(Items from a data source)
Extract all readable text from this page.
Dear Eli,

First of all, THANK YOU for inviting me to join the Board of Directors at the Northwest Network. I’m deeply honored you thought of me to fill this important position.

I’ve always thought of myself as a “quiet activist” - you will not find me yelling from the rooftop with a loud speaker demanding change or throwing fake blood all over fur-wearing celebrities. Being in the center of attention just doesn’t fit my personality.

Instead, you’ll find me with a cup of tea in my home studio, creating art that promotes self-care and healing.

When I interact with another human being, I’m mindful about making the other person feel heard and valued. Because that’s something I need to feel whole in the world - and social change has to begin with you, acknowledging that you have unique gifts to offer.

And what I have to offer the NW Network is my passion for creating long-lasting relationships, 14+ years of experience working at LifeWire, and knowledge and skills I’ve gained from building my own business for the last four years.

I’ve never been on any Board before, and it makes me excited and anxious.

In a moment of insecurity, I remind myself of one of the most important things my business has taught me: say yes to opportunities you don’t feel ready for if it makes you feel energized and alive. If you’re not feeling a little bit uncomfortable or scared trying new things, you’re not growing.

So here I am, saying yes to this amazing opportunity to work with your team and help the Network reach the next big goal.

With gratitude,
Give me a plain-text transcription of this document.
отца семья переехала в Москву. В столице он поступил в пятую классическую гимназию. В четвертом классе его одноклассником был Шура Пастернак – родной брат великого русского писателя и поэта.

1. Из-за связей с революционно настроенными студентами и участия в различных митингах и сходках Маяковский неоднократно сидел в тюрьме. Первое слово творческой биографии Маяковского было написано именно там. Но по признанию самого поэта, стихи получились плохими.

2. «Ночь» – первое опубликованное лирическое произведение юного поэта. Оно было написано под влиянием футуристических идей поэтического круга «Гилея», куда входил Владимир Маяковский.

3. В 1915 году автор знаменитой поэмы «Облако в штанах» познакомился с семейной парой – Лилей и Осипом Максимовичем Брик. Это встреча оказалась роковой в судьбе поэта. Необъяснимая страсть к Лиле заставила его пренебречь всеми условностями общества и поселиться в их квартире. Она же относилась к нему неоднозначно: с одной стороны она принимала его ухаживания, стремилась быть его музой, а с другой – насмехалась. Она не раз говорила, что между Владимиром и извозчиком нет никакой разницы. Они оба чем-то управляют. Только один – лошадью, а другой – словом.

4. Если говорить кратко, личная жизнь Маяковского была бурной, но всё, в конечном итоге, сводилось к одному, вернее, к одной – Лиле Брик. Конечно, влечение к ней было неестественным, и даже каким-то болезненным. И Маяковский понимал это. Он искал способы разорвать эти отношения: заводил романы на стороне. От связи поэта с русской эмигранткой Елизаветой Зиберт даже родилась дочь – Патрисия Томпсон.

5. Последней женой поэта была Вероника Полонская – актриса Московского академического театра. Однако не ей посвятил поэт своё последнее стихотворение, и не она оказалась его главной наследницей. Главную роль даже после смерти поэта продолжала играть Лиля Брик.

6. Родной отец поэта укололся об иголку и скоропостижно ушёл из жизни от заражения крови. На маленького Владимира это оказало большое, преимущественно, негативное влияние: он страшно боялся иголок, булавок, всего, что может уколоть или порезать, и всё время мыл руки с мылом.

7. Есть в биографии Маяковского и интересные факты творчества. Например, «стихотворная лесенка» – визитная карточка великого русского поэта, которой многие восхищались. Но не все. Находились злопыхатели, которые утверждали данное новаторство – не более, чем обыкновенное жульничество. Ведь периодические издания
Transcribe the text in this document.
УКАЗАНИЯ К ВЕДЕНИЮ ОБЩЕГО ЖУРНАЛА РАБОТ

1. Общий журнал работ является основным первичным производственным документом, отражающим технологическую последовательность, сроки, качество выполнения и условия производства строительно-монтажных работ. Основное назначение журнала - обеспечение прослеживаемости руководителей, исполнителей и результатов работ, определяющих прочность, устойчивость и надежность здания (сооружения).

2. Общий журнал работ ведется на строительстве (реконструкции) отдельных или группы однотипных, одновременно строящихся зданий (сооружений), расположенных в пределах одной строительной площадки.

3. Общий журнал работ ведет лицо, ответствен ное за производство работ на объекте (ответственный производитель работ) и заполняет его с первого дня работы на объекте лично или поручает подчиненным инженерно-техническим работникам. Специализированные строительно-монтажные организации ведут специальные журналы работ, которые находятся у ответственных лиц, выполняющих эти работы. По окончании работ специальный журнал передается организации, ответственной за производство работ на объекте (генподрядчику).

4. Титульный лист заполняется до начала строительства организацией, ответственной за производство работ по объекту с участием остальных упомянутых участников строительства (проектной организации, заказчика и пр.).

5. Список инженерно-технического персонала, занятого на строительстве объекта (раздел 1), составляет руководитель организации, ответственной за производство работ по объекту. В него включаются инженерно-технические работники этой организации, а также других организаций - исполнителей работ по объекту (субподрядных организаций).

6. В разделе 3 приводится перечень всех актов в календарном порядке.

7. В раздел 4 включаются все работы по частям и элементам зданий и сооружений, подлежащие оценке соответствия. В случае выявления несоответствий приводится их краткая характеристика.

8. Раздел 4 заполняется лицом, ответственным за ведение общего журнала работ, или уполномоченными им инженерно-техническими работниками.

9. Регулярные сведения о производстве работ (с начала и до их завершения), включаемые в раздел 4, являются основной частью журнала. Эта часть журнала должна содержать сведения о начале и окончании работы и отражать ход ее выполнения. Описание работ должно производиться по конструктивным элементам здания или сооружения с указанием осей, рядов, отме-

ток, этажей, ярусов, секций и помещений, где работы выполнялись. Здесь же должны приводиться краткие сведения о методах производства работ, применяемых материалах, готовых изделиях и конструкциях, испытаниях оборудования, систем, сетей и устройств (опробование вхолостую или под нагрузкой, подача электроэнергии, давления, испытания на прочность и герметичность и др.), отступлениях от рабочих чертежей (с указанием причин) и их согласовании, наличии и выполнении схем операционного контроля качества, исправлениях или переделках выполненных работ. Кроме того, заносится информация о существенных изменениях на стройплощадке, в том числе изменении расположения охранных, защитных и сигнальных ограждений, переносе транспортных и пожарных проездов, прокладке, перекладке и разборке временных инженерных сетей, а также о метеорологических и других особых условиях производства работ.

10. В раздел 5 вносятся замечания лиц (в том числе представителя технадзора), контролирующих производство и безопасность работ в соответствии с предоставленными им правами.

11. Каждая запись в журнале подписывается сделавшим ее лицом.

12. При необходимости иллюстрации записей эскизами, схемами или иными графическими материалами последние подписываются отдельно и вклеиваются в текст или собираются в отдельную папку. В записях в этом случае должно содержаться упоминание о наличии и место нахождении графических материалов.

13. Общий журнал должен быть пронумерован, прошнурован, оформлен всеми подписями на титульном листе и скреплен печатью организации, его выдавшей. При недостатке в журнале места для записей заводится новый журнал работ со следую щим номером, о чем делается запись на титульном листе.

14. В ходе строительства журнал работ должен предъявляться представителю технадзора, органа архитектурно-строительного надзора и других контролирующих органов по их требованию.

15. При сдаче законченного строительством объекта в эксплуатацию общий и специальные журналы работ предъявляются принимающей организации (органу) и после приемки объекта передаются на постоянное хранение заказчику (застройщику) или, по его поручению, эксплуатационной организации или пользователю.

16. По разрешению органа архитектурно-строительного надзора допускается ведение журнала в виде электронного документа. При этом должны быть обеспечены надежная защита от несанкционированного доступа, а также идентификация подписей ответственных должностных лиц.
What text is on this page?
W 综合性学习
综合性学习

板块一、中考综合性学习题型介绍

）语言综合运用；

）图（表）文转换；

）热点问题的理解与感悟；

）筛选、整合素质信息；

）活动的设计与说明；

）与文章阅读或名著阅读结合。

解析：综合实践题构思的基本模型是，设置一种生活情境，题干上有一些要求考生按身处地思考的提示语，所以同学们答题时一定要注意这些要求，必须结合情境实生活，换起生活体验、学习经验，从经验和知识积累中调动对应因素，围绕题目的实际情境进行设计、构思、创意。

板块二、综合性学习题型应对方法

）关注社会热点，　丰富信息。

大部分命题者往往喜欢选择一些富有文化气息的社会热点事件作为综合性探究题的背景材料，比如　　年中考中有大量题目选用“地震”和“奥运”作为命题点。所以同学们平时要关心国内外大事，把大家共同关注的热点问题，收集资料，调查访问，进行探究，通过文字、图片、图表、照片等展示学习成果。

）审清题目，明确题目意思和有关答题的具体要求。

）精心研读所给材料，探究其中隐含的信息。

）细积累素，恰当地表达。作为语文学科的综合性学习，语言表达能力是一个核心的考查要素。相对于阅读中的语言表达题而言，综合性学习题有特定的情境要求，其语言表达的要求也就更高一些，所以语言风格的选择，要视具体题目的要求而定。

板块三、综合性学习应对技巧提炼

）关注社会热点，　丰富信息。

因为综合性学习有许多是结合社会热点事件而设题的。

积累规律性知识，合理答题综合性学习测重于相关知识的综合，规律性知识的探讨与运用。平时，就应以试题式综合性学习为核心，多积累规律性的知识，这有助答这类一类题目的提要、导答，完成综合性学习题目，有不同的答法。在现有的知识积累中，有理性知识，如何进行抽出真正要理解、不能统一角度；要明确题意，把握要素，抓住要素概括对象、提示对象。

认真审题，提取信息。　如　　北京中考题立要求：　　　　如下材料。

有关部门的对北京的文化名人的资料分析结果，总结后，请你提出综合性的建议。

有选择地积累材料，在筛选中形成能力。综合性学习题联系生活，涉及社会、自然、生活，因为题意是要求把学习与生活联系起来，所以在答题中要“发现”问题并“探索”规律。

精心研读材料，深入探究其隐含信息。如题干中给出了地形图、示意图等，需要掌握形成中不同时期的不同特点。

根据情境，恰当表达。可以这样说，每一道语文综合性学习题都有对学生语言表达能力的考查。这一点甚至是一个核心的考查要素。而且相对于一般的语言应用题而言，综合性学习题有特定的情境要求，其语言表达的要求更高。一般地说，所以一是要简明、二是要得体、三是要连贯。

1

EXERCISE:
Retype, exactly and only, the lines running from the one with "What text is on this page?" through the final line of the listing above.

RESULT FOR THIS TASK:
What text is on this page?
W 综合性学习
综合性学习

板块一、中考综合性学习题型介绍

）语言综合运用；

）图（表）文转换；

）热点问题的理解与感悟；

）筛选、整合素质信息；

）活动的设计与说明；

）与文章阅读或名著阅读结合。

解析：综合实践题构思的基本模型是，设置一种生活情境，题干上有一些要求考生按身处地思考的提示语，所以同学们答题时一定要注意这些要求，必须结合情境实生活，换起生活体验、学习经验，从经验和知识积累中调动对应因素，围绕题目的实际情境进行设计、构思、创意。

板块二、综合性学习题型应对方法

）关注社会热点，　丰富信息。

大部分命题者往往喜欢选择一些富有文化气息的社会热点事件作为综合性探究题的背景材料，比如　　年中考中有大量题目选用“地震”和“奥运”作为命题点。所以同学们平时要关心国内外大事，把大家共同关注的热点问题，收集资料，调查访问，进行探究，通过文字、图片、图表、照片等展示学习成果。

）审清题目，明确题目意思和有关答题的具体要求。

）精心研读所给材料，探究其中隐含的信息。

）细积累素，恰当地表达。作为语文学科的综合性学习，语言表达能力是一个核心的考查要素。相对于阅读中的语言表达题而言，综合性学习题有特定的情境要求，其语言表达的要求也就更高一些，所以语言风格的选择，要视具体题目的要求而定。

板块三、综合性学习应对技巧提炼

）关注社会热点，　丰富信息。

因为综合性学习有许多是结合社会热点事件而设题的。

积累规律性知识，合理答题综合性学习测重于相关知识的综合，规律性知识的探讨与运用。平时，就应以试题式综合性学习为核心，多积累规律性的知识，这有助答这类一类题目的提要、导答，完成综合性学习题目，有不同的答法。在现有的知识积累中，有理性知识，如何进行抽出真正要理解、不能统一角度；要明确题意，把握要素，抓住要素概括对象、提示对象。

认真审题，提取信息。　如　　北京中考题立要求：　　　　如下材料。

有关部门的对北京的文化名人的资料分析结果，总结后，请你提出综合性的建议。

有选择地积累材料，在筛选中形成能力。综合性学习题联系生活，涉及社会、自然、生活，因为题意是要求把学习与生活联系起来，所以在答题中要“发现”问题并“探索”规律。

精心研读材料，深入探究其隐含信息。如题干中给出了地形图、示意图等，需要掌握形成中不同时期的不同特点。

根据情境，恰当表达。可以这样说，每一道语文综合性学习题都有对学生语言表达能力的考查。这一点甚至是一个核心的考查要素。而且相对于一般的语言应用题而言，综合性学习题有特定的情境要求，其语言表达的要求更高。一般地说，所以一是要简明、二是要得体、三是要连贯。

1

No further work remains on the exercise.